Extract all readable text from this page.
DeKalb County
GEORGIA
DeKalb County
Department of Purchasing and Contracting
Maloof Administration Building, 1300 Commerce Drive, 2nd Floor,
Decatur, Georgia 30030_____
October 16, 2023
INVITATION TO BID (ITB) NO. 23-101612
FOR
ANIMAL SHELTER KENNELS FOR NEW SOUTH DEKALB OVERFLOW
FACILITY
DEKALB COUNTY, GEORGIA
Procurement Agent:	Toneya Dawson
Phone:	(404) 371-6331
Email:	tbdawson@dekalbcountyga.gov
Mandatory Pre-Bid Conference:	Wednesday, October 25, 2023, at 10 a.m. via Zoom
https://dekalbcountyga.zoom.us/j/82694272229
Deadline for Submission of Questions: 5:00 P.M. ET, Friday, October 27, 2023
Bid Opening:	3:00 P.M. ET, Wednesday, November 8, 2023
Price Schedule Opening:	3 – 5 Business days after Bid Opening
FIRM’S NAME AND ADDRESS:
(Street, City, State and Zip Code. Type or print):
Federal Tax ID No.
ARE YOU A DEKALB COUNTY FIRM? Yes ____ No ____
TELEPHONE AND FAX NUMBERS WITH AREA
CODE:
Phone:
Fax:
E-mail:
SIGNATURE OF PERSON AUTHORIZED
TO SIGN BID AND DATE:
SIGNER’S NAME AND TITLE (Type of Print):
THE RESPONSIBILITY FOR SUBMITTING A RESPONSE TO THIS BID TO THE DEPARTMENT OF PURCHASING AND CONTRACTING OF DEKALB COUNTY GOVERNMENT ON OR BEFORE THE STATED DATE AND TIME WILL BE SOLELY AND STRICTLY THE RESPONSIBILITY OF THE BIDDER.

########

Short task
Where a line contains the string "DATE", extract that line.

Answer to the problem
TO SIGN BID AND DATE:
THE RESPONSIBILITY FOR SUBMITTING A RESPONSE TO THIS BID TO THE DEPARTMENT OF PURCHASING AND CONTRACTING OF DEKALB COUNTY GOVERNMENT ON OR BEFORE THE STATED DATE AND TIME WILL BE SOLELY AND STRICTLY THE RESPONSIBILITY OF THE BIDDER.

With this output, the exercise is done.